======== Data for this exercise ========

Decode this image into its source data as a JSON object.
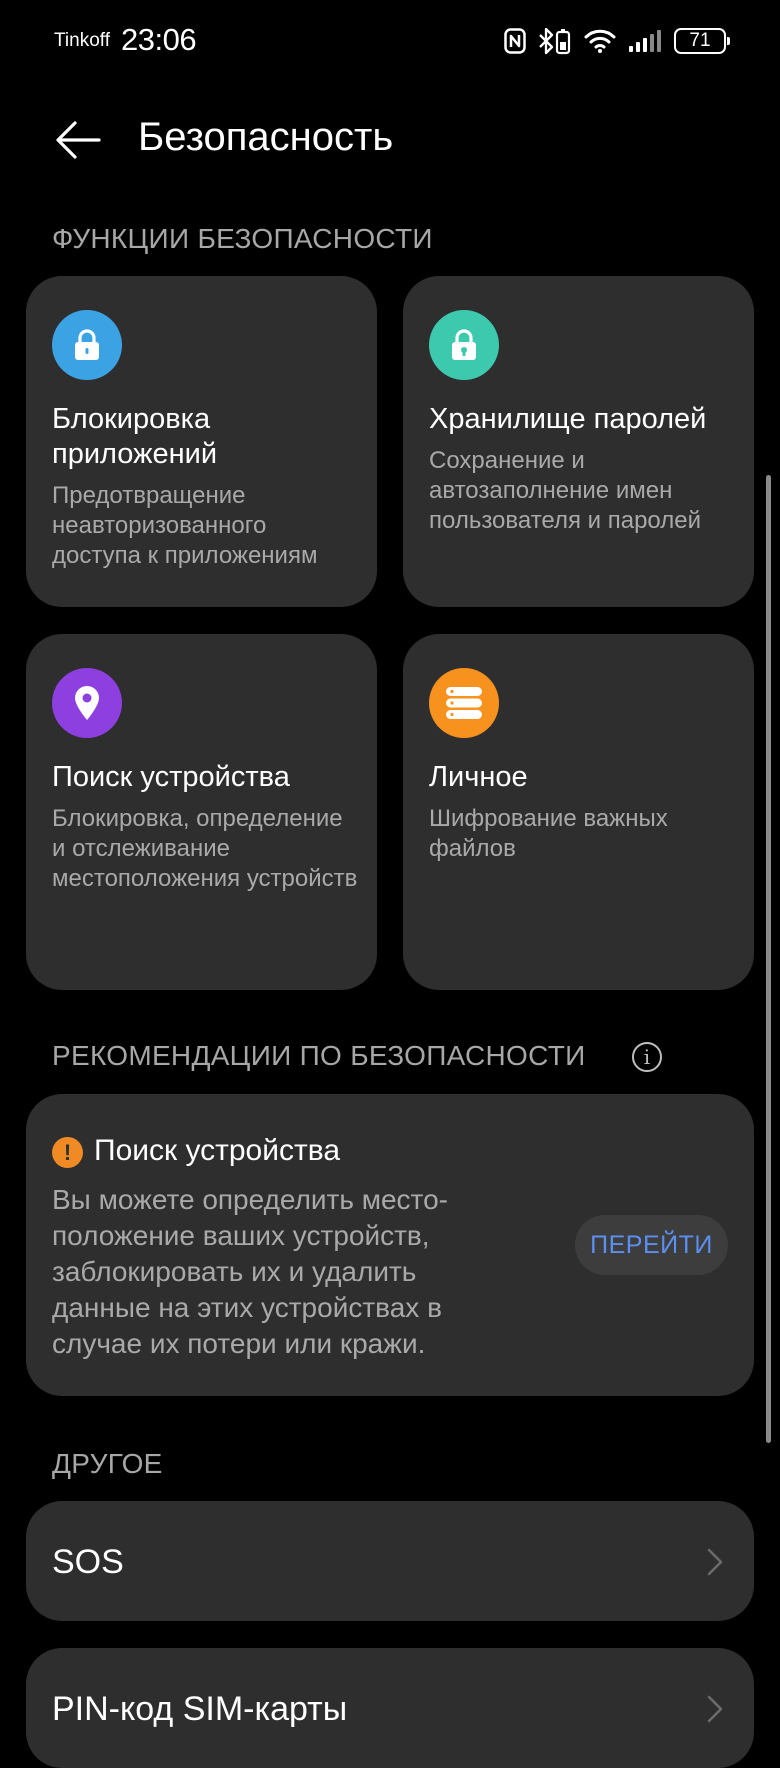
{
  "status_bar": {
    "carrier": "Tinkoff",
    "time": "23:06",
    "battery": "71",
    "icons": [
      "nfc-icon",
      "bluetooth-icon",
      "wifi-icon",
      "signal-icon",
      "battery-icon"
    ]
  },
  "header": {
    "title": "Безопасность",
    "back_icon": "arrow-left-icon"
  },
  "sections": {
    "features": "ФУНКЦИИ БЕЗОПАСНОСТИ",
    "recommendations": "РЕКОМЕНДАЦИИ ПО БЕЗОПАСНОСТИ",
    "other": "ДРУГОЕ"
  },
  "features": [
    {
      "title": "Блокировка приложений",
      "desc": "Предотвращение неавторизованного доступа к приложениям",
      "icon": "lock-icon",
      "color": "#3ba3e4"
    },
    {
      "title": "Хранилище паролей",
      "desc": "Сохранение и автозаполнение имен пользователя и паролей",
      "icon": "keyhole-lock-icon",
      "color": "#3dc9ae"
    },
    {
      "title": "Поиск устройства",
      "desc": "Блокировка, определение и отслеживание местоположения устройств",
      "icon": "location-pin-icon",
      "color": "#8e3fe0"
    },
    {
      "title": "Личное",
      "desc": "Шифрование важных файлов",
      "icon": "storage-icon",
      "color": "#f7921e"
    }
  ],
  "recommendation": {
    "title": "Поиск устройства",
    "desc": "Вы можете определить место-положение ваших устройств, заблокировать их и удалить данные на этих устройствах в случае их потери или кражи.",
    "button": "ПЕРЕЙТИ",
    "warning_color": "#f08a24",
    "button_text_color": "#5b8ff0"
  },
  "other_items": [
    {
      "label": "SOS"
    },
    {
      "label": "PIN-код SIM-карты"
    }
  ]
}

========

> **Problem requirements**:
Set each line of the records down exactly, leaving every picture out.

> **Finished exercise**:
Decode this image into its source data as a JSON object.
{
  "status_bar": {
    "carrier": "Tinkoff",
    "time": "23:06",
    "battery": "71",
    "icons": [
      "nfc-icon",
      "bluetooth-icon",
      "wifi-icon",
      "signal-icon",
      "battery-icon"
    ]
  },
  "header": {
    "title": "Безопасность",
    "back_icon": "arrow-left-icon"
  },
  "sections": {
    "features": "ФУНКЦИИ БЕЗОПАСНОСТИ",
    "recommendations": "РЕКОМЕНДАЦИИ ПО БЕЗОПАСНОСТИ",
    "other": "ДРУГОЕ"
  },
  "features": [
    {
      "title": "Блокировка приложений",
      "desc": "Предотвращение неавторизованного доступа к приложениям",
      "icon": "lock-icon",
      "color": "#3ba3e4"
    },
    {
      "title": "Хранилище паролей",
      "desc": "Сохранение и автозаполнение имен пользователя и паролей",
      "icon": "keyhole-lock-icon",
      "color": "#3dc9ae"
    },
    {
      "title": "Поиск устройства",
      "desc": "Блокировка, определение и отслеживание местоположения устройств",
      "icon": "location-pin-icon",
      "color": "#8e3fe0"
    },
    {
      "title": "Личное",
      "desc": "Шифрование важных файлов",
      "icon": "storage-icon",
      "color": "#f7921e"
    }
  ],
  "recommendation": {
    "title": "Поиск устройства",
    "desc": "Вы можете определить место-положение ваших устройств, заблокировать их и удалить данные на этих устройствах в случае их потери или кражи.",
    "button": "ПЕРЕЙТИ",
    "warning_color": "#f08a24",
    "button_text_color": "#5b8ff0"
  },
  "other_items": [
    {
      "label": "SOS"
    },
    {
      "label": "PIN-код SIM-карты"
    }
  ]
}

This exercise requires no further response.